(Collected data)
● ● ●
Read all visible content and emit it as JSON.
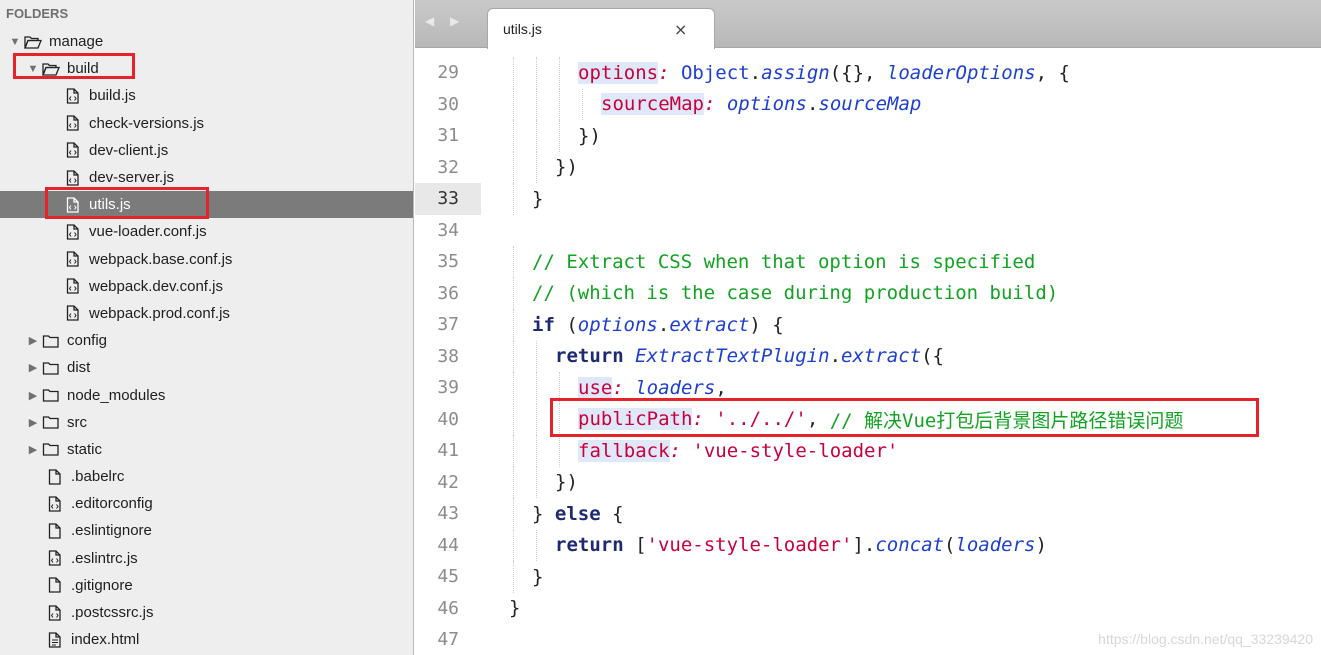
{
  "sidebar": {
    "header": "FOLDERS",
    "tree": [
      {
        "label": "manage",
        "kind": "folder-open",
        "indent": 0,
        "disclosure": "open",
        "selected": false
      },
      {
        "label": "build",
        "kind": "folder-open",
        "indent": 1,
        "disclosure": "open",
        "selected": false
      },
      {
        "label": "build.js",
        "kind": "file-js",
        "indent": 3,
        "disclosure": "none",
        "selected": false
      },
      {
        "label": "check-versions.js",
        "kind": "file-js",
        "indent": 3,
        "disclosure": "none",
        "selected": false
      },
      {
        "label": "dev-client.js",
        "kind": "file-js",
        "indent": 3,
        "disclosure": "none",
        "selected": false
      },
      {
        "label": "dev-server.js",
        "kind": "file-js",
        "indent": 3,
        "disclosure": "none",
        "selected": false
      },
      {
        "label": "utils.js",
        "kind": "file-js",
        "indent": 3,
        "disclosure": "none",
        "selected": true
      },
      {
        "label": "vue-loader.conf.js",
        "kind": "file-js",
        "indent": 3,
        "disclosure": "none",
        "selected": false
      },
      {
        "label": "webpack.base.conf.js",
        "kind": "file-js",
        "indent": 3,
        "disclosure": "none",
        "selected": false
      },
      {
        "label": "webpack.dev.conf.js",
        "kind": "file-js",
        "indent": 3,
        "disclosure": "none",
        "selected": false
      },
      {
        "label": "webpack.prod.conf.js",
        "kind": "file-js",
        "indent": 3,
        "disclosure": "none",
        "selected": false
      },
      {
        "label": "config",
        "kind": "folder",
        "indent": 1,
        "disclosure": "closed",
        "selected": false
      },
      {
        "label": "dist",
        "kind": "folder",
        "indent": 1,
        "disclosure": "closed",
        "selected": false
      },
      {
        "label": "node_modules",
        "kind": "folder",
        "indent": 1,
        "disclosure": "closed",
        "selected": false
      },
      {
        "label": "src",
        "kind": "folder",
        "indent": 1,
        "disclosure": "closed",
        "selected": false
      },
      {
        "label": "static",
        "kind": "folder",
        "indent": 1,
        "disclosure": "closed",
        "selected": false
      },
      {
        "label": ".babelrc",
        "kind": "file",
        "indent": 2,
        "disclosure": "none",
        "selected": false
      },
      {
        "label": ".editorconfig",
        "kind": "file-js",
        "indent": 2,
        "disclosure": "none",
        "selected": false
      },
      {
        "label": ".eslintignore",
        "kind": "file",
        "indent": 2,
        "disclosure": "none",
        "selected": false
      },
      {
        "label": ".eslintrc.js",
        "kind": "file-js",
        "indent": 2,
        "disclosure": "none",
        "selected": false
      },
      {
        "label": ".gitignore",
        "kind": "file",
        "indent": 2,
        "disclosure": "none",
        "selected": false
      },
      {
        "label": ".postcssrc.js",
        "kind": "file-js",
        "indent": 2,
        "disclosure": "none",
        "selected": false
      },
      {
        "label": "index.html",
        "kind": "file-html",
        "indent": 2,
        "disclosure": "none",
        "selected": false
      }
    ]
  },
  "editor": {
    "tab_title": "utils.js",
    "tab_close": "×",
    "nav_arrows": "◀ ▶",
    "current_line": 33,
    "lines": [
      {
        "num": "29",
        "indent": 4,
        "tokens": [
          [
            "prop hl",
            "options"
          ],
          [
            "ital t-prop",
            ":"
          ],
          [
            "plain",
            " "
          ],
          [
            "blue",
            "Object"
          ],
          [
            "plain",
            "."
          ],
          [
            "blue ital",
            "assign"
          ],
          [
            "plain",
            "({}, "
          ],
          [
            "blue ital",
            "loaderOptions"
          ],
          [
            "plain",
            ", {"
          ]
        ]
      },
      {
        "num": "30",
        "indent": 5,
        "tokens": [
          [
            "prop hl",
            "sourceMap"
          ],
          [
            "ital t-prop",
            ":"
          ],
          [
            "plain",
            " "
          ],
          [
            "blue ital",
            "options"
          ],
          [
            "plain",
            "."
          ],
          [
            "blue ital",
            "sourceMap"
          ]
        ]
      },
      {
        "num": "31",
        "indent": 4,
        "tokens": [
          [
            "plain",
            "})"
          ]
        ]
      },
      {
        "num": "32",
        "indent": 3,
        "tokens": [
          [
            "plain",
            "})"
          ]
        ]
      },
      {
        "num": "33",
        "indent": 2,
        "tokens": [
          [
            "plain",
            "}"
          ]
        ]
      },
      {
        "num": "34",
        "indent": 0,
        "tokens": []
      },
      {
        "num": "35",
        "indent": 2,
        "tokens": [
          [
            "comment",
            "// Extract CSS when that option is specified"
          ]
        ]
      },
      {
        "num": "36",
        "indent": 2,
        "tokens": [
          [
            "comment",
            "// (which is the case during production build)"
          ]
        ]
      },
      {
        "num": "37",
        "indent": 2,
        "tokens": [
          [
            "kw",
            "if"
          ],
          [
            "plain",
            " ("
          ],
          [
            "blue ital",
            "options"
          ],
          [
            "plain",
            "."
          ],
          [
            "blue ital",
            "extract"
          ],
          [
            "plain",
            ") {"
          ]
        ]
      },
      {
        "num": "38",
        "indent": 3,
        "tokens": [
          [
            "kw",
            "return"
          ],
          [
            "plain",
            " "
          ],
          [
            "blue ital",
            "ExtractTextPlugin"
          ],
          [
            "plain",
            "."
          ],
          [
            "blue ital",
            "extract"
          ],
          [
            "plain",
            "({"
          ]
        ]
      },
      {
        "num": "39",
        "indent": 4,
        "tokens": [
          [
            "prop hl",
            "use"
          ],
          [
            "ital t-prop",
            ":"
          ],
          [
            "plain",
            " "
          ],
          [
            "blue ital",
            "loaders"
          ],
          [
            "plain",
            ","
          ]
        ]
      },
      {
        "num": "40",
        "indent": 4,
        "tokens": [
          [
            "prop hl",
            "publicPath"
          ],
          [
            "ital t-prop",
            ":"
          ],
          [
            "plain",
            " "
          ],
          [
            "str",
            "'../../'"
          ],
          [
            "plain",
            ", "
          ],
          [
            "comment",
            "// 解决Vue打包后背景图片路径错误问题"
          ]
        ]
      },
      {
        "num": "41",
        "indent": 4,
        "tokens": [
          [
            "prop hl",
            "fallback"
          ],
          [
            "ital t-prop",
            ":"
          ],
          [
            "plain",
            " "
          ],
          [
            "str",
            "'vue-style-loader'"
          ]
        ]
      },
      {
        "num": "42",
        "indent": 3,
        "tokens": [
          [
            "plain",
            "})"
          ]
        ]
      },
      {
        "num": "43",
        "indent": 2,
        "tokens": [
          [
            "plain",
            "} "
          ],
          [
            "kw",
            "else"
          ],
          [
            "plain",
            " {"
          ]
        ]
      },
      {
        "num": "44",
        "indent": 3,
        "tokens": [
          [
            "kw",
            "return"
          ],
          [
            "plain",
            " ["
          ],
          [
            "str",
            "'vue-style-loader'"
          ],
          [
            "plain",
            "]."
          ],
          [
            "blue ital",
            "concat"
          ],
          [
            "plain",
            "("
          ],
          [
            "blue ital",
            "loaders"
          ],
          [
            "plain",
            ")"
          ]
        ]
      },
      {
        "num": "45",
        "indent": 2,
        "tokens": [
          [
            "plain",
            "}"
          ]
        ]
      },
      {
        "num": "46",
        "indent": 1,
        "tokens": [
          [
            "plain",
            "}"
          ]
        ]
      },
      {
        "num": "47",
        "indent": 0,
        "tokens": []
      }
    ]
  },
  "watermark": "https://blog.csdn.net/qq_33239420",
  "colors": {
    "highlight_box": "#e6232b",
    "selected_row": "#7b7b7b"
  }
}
● ● ●
[WRITTEN INSTRUCTION] All the records need to be repeated exactly, with the images dropped.

[WRITTEN RESPONSE]
Read all visible content and emit it as JSON.
{
  "sidebar": {
    "header": "FOLDERS",
    "tree": [
      {
        "label": "manage",
        "kind": "folder-open",
        "indent": 0,
        "disclosure": "open",
        "selected": false
      },
      {
        "label": "build",
        "kind": "folder-open",
        "indent": 1,
        "disclosure": "open",
        "selected": false
      },
      {
        "label": "build.js",
        "kind": "file-js",
        "indent": 3,
        "disclosure": "none",
        "selected": false
      },
      {
        "label": "check-versions.js",
        "kind": "file-js",
        "indent": 3,
        "disclosure": "none",
        "selected": false
      },
      {
        "label": "dev-client.js",
        "kind": "file-js",
        "indent": 3,
        "disclosure": "none",
        "selected": false
      },
      {
        "label": "dev-server.js",
        "kind": "file-js",
        "indent": 3,
        "disclosure": "none",
        "selected": false
      },
      {
        "label": "utils.js",
        "kind": "file-js",
        "indent": 3,
        "disclosure": "none",
        "selected": true
      },
      {
        "label": "vue-loader.conf.js",
        "kind": "file-js",
        "indent": 3,
        "disclosure": "none",
        "selected": false
      },
      {
        "label": "webpack.base.conf.js",
        "kind": "file-js",
        "indent": 3,
        "disclosure": "none",
        "selected": false
      },
      {
        "label": "webpack.dev.conf.js",
        "kind": "file-js",
        "indent": 3,
        "disclosure": "none",
        "selected": false
      },
      {
        "label": "webpack.prod.conf.js",
        "kind": "file-js",
        "indent": 3,
        "disclosure": "none",
        "selected": false
      },
      {
        "label": "config",
        "kind": "folder",
        "indent": 1,
        "disclosure": "closed",
        "selected": false
      },
      {
        "label": "dist",
        "kind": "folder",
        "indent": 1,
        "disclosure": "closed",
        "selected": false
      },
      {
        "label": "node_modules",
        "kind": "folder",
        "indent": 1,
        "disclosure": "closed",
        "selected": false
      },
      {
        "label": "src",
        "kind": "folder",
        "indent": 1,
        "disclosure": "closed",
        "selected": false
      },
      {
        "label": "static",
        "kind": "folder",
        "indent": 1,
        "disclosure": "closed",
        "selected": false
      },
      {
        "label": ".babelrc",
        "kind": "file",
        "indent": 2,
        "disclosure": "none",
        "selected": false
      },
      {
        "label": ".editorconfig",
        "kind": "file-js",
        "indent": 2,
        "disclosure": "none",
        "selected": false
      },
      {
        "label": ".eslintignore",
        "kind": "file",
        "indent": 2,
        "disclosure": "none",
        "selected": false
      },
      {
        "label": ".eslintrc.js",
        "kind": "file-js",
        "indent": 2,
        "disclosure": "none",
        "selected": false
      },
      {
        "label": ".gitignore",
        "kind": "file",
        "indent": 2,
        "disclosure": "none",
        "selected": false
      },
      {
        "label": ".postcssrc.js",
        "kind": "file-js",
        "indent": 2,
        "disclosure": "none",
        "selected": false
      },
      {
        "label": "index.html",
        "kind": "file-html",
        "indent": 2,
        "disclosure": "none",
        "selected": false
      }
    ]
  },
  "editor": {
    "tab_title": "utils.js",
    "tab_close": "×",
    "nav_arrows": "◀ ▶",
    "current_line": 33,
    "lines": [
      {
        "num": "29",
        "indent": 4,
        "tokens": [
          [
            "prop hl",
            "options"
          ],
          [
            "ital t-prop",
            ":"
          ],
          [
            "plain",
            " "
          ],
          [
            "blue",
            "Object"
          ],
          [
            "plain",
            "."
          ],
          [
            "blue ital",
            "assign"
          ],
          [
            "plain",
            "({}, "
          ],
          [
            "blue ital",
            "loaderOptions"
          ],
          [
            "plain",
            ", {"
          ]
        ]
      },
      {
        "num": "30",
        "indent": 5,
        "tokens": [
          [
            "prop hl",
            "sourceMap"
          ],
          [
            "ital t-prop",
            ":"
          ],
          [
            "plain",
            " "
          ],
          [
            "blue ital",
            "options"
          ],
          [
            "plain",
            "."
          ],
          [
            "blue ital",
            "sourceMap"
          ]
        ]
      },
      {
        "num": "31",
        "indent": 4,
        "tokens": [
          [
            "plain",
            "})"
          ]
        ]
      },
      {
        "num": "32",
        "indent": 3,
        "tokens": [
          [
            "plain",
            "})"
          ]
        ]
      },
      {
        "num": "33",
        "indent": 2,
        "tokens": [
          [
            "plain",
            "}"
          ]
        ]
      },
      {
        "num": "34",
        "indent": 0,
        "tokens": []
      },
      {
        "num": "35",
        "indent": 2,
        "tokens": [
          [
            "comment",
            "// Extract CSS when that option is specified"
          ]
        ]
      },
      {
        "num": "36",
        "indent": 2,
        "tokens": [
          [
            "comment",
            "// (which is the case during production build)"
          ]
        ]
      },
      {
        "num": "37",
        "indent": 2,
        "tokens": [
          [
            "kw",
            "if"
          ],
          [
            "plain",
            " ("
          ],
          [
            "blue ital",
            "options"
          ],
          [
            "plain",
            "."
          ],
          [
            "blue ital",
            "extract"
          ],
          [
            "plain",
            ") {"
          ]
        ]
      },
      {
        "num": "38",
        "indent": 3,
        "tokens": [
          [
            "kw",
            "return"
          ],
          [
            "plain",
            " "
          ],
          [
            "blue ital",
            "ExtractTextPlugin"
          ],
          [
            "plain",
            "."
          ],
          [
            "blue ital",
            "extract"
          ],
          [
            "plain",
            "({"
          ]
        ]
      },
      {
        "num": "39",
        "indent": 4,
        "tokens": [
          [
            "prop hl",
            "use"
          ],
          [
            "ital t-prop",
            ":"
          ],
          [
            "plain",
            " "
          ],
          [
            "blue ital",
            "loaders"
          ],
          [
            "plain",
            ","
          ]
        ]
      },
      {
        "num": "40",
        "indent": 4,
        "tokens": [
          [
            "prop hl",
            "publicPath"
          ],
          [
            "ital t-prop",
            ":"
          ],
          [
            "plain",
            " "
          ],
          [
            "str",
            "'../../'"
          ],
          [
            "plain",
            ", "
          ],
          [
            "comment",
            "// 解决Vue打包后背景图片路径错误问题"
          ]
        ]
      },
      {
        "num": "41",
        "indent": 4,
        "tokens": [
          [
            "prop hl",
            "fallback"
          ],
          [
            "ital t-prop",
            ":"
          ],
          [
            "plain",
            " "
          ],
          [
            "str",
            "'vue-style-loader'"
          ]
        ]
      },
      {
        "num": "42",
        "indent": 3,
        "tokens": [
          [
            "plain",
            "})"
          ]
        ]
      },
      {
        "num": "43",
        "indent": 2,
        "tokens": [
          [
            "plain",
            "} "
          ],
          [
            "kw",
            "else"
          ],
          [
            "plain",
            " {"
          ]
        ]
      },
      {
        "num": "44",
        "indent": 3,
        "tokens": [
          [
            "kw",
            "return"
          ],
          [
            "plain",
            " ["
          ],
          [
            "str",
            "'vue-style-loader'"
          ],
          [
            "plain",
            "]."
          ],
          [
            "blue ital",
            "concat"
          ],
          [
            "plain",
            "("
          ],
          [
            "blue ital",
            "loaders"
          ],
          [
            "plain",
            ")"
          ]
        ]
      },
      {
        "num": "45",
        "indent": 2,
        "tokens": [
          [
            "plain",
            "}"
          ]
        ]
      },
      {
        "num": "46",
        "indent": 1,
        "tokens": [
          [
            "plain",
            "}"
          ]
        ]
      },
      {
        "num": "47",
        "indent": 0,
        "tokens": []
      }
    ]
  },
  "watermark": "https://blog.csdn.net/qq_33239420",
  "colors": {
    "highlight_box": "#e6232b",
    "selected_row": "#7b7b7b"
  }
}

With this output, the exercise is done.